*** Given data ***

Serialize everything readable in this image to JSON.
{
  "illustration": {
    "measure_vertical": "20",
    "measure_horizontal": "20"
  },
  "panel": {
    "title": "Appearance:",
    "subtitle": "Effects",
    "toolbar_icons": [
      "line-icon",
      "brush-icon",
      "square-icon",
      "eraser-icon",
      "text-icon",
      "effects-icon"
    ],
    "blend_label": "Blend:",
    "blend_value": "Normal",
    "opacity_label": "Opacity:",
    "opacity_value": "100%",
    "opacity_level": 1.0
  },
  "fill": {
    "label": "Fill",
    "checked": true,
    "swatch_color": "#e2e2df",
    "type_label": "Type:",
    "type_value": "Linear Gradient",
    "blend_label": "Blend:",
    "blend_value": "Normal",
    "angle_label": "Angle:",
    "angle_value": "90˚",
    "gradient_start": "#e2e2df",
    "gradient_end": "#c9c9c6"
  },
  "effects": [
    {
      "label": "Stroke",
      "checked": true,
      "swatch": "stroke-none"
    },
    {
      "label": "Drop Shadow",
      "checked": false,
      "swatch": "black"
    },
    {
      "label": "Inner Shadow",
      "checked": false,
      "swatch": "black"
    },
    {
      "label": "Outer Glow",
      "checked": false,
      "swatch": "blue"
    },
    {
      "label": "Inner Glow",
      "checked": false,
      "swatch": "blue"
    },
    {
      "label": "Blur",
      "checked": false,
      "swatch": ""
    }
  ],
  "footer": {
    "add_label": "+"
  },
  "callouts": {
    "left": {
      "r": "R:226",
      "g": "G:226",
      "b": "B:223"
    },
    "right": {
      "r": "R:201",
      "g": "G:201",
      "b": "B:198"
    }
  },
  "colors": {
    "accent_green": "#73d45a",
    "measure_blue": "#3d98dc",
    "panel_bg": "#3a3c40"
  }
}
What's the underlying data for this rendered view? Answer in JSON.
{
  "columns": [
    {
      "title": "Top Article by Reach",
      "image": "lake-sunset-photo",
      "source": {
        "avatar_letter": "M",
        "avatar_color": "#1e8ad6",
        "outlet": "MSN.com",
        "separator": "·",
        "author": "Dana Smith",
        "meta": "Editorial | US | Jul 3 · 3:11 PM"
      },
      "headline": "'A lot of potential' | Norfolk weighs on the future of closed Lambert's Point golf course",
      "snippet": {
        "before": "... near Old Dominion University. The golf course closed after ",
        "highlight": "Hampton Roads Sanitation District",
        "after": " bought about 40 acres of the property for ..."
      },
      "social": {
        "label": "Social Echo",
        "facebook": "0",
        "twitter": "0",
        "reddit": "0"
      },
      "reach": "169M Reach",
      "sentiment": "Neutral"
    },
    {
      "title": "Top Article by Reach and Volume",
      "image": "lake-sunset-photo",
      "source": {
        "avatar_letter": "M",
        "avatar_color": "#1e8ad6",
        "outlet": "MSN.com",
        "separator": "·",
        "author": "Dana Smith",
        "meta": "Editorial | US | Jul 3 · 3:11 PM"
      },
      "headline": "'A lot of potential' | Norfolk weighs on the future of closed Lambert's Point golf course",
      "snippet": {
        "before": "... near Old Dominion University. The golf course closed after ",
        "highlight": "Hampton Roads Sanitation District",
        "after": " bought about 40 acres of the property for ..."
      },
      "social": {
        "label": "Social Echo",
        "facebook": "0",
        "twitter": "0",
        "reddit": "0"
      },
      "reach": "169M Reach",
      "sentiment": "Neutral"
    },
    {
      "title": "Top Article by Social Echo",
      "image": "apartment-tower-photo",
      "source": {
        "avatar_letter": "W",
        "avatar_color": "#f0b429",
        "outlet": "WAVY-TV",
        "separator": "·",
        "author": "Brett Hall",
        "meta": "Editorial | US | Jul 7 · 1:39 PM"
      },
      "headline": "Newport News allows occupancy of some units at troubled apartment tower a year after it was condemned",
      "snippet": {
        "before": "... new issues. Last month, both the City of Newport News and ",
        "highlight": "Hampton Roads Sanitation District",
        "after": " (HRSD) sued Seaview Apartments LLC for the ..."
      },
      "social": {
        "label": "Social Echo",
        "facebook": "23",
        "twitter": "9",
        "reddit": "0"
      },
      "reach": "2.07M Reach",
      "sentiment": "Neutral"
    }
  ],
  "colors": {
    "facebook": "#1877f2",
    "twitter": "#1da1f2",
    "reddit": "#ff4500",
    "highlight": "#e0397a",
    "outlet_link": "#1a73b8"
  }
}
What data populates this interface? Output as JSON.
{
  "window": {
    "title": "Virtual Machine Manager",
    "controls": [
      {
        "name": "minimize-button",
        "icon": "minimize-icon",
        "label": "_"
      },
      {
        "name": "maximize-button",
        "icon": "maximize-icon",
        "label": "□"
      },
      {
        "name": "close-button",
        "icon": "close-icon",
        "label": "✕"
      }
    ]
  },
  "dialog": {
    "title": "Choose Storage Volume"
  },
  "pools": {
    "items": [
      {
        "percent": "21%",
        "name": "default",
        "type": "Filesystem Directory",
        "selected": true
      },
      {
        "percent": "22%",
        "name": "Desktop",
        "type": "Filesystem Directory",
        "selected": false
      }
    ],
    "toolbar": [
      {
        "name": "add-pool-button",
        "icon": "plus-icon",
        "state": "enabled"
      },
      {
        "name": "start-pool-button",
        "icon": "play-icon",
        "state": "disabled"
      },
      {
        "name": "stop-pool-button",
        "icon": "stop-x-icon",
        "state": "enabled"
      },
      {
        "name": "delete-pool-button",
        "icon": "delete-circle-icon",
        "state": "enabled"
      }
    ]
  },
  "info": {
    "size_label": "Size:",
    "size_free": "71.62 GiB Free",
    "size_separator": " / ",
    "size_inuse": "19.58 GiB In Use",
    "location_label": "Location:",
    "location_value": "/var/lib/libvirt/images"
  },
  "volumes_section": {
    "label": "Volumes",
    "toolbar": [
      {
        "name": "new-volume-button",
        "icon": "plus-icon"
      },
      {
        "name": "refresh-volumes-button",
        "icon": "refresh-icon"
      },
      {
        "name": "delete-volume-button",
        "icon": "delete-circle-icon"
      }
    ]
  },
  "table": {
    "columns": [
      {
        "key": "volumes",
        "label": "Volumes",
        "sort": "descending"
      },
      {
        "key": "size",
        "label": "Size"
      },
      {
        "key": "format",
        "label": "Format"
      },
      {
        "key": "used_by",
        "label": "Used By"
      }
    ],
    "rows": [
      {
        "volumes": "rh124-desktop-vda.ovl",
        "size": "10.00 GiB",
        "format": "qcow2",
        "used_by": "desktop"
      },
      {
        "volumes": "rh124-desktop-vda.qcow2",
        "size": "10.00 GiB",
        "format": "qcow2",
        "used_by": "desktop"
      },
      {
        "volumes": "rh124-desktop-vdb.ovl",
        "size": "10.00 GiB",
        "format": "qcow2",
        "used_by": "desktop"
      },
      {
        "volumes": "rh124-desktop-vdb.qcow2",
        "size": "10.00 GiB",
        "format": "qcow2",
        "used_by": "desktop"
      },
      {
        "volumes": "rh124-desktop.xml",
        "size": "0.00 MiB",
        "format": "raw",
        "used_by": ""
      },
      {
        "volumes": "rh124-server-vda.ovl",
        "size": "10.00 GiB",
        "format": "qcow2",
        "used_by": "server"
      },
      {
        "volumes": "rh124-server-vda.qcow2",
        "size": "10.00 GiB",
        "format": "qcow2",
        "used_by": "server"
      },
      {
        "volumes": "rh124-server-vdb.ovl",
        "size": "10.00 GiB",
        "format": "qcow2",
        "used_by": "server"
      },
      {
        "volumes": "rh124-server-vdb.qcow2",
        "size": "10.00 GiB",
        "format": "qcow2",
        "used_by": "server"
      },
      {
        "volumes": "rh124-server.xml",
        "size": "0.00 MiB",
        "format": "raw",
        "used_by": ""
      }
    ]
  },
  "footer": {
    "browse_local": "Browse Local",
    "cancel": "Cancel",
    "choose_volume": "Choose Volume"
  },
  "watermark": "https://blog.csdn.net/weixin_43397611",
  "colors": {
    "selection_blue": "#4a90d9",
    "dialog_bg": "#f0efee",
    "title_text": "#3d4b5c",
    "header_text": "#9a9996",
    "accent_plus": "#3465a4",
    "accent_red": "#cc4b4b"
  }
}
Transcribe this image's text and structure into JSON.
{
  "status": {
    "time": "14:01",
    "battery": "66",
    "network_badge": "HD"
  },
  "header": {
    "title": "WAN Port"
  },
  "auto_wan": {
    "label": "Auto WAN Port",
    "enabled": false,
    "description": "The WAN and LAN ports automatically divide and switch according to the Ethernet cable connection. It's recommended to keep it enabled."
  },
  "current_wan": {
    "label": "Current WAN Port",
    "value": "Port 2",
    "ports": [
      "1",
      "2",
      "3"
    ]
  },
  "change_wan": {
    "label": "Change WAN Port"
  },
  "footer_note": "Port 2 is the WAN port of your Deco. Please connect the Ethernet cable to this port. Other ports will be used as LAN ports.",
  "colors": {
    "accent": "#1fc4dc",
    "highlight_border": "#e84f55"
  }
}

***

Retype only the lines running from the line with "Transcribe this image's" to the end of the listing, including both of those lines.

Transcribe this image's text and structure into JSON.
{
  "status": {
    "time": "14:01",
    "battery": "66",
    "network_badge": "HD"
  },
  "header": {
    "title": "WAN Port"
  },
  "auto_wan": {
    "label": "Auto WAN Port",
    "enabled": false,
    "description": "The WAN and LAN ports automatically divide and switch according to the Ethernet cable connection. It's recommended to keep it enabled."
  },
  "current_wan": {
    "label": "Current WAN Port",
    "value": "Port 2",
    "ports": [
      "1",
      "2",
      "3"
    ]
  },
  "change_wan": {
    "label": "Change WAN Port"
  },
  "footer_note": "Port 2 is the WAN port of your Deco. Please connect the Ethernet cable to this port. Other ports will be used as LAN ports.",
  "colors": {
    "accent": "#1fc4dc",
    "highlight_border": "#e84f55"
  }
}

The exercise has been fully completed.